→ Problem details:
Records follow. Select each line holding "lift".

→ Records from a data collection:
************

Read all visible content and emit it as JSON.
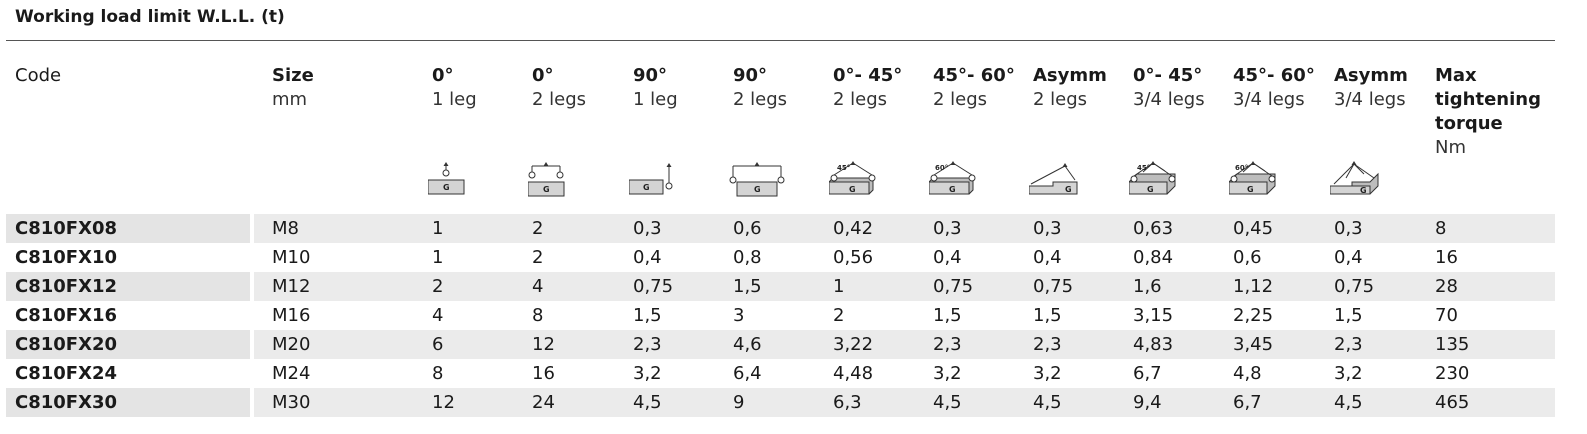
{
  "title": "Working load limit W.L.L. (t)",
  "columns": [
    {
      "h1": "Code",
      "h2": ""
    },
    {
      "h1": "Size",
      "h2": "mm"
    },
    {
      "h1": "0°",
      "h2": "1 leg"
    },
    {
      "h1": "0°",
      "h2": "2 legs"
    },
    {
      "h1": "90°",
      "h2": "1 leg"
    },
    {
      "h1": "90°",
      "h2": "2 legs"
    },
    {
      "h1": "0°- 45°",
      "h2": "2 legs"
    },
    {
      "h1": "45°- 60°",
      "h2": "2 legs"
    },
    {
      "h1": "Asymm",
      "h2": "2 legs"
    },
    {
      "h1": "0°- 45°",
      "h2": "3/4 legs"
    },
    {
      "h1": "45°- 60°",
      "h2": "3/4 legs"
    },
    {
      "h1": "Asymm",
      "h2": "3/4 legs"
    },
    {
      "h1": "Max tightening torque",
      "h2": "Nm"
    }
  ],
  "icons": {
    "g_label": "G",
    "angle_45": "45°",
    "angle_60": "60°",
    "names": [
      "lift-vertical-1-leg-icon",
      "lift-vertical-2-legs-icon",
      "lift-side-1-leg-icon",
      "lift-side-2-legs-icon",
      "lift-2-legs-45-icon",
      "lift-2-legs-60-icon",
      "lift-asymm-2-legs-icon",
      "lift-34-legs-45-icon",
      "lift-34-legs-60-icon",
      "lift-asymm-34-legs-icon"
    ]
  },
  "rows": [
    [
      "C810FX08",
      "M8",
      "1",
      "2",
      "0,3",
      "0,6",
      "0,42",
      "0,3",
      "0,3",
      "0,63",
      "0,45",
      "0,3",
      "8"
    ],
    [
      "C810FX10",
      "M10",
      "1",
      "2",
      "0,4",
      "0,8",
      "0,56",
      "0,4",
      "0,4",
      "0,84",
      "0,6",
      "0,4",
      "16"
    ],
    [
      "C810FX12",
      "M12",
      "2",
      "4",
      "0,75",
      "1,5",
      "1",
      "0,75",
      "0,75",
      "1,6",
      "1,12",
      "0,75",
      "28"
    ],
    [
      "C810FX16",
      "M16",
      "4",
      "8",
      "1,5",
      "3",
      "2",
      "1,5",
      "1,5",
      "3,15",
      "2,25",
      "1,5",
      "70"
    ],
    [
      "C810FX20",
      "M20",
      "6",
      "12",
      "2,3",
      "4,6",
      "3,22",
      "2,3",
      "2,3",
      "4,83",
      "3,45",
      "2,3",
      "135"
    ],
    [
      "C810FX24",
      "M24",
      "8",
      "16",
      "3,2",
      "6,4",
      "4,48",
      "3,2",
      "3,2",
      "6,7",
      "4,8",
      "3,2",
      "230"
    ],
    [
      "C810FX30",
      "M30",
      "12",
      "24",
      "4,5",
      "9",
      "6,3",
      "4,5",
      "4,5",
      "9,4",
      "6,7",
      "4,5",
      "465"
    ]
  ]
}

************

→ Result of the task:
      "lift-vertical-1-leg-icon",
      "lift-vertical-2-legs-icon",
      "lift-side-1-leg-icon",
      "lift-side-2-legs-icon",
      "lift-2-legs-45-icon",
      "lift-2-legs-60-icon",
      "lift-asymm-2-legs-icon",
      "lift-34-legs-45-icon",
      "lift-34-legs-60-icon",
      "lift-asymm-34-legs-icon"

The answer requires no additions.